▶ **TASK TO COMPLETE**
Look through the data below. Pick out the lines holding the string "name".

▶ **EXERCISE INPUTS**

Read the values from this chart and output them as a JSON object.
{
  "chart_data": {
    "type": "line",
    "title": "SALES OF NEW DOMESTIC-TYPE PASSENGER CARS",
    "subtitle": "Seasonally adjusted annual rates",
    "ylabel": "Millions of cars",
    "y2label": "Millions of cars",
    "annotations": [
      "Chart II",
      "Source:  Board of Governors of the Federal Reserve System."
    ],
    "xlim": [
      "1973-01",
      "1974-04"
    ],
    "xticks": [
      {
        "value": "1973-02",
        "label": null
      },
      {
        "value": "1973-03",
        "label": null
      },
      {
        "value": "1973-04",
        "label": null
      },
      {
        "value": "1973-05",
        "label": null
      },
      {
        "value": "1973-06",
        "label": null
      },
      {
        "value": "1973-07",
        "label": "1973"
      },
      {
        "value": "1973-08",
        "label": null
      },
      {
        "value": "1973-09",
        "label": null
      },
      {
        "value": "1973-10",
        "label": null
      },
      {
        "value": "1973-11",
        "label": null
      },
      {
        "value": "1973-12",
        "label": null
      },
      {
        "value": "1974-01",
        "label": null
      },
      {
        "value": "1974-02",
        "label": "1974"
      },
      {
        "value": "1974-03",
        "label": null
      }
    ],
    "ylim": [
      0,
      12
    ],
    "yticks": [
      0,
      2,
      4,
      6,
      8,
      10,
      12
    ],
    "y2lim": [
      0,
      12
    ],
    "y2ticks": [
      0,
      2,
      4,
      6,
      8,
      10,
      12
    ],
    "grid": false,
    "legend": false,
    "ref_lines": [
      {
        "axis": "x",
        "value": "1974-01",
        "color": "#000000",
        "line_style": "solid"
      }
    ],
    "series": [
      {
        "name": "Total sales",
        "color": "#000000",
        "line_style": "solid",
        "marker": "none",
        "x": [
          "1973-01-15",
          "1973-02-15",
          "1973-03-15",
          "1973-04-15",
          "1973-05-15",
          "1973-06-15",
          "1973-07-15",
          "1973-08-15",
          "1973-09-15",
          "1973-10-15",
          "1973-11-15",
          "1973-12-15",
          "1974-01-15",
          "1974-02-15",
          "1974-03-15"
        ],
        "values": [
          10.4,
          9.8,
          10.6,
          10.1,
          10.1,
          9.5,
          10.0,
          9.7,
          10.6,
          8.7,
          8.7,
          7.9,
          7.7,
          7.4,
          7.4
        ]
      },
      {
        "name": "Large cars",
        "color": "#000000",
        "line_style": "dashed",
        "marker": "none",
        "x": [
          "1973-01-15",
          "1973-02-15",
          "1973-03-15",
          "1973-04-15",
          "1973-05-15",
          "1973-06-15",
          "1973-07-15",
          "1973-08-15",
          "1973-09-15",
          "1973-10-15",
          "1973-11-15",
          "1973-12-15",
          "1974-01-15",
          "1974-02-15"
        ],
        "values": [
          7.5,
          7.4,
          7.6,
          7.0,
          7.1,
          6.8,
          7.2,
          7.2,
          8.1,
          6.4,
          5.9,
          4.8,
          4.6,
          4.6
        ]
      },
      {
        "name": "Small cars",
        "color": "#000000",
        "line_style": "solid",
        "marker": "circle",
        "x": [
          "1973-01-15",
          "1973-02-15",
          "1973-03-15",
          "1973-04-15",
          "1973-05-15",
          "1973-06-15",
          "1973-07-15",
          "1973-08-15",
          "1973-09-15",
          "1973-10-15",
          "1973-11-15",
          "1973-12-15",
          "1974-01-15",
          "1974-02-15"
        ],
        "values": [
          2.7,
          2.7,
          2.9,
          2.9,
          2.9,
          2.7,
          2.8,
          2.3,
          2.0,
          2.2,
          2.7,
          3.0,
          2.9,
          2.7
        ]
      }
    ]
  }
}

▶ **EXERCISE ANSWER**
        "name": "Total sales",
        "name": "Large cars",
        "name": "Small cars",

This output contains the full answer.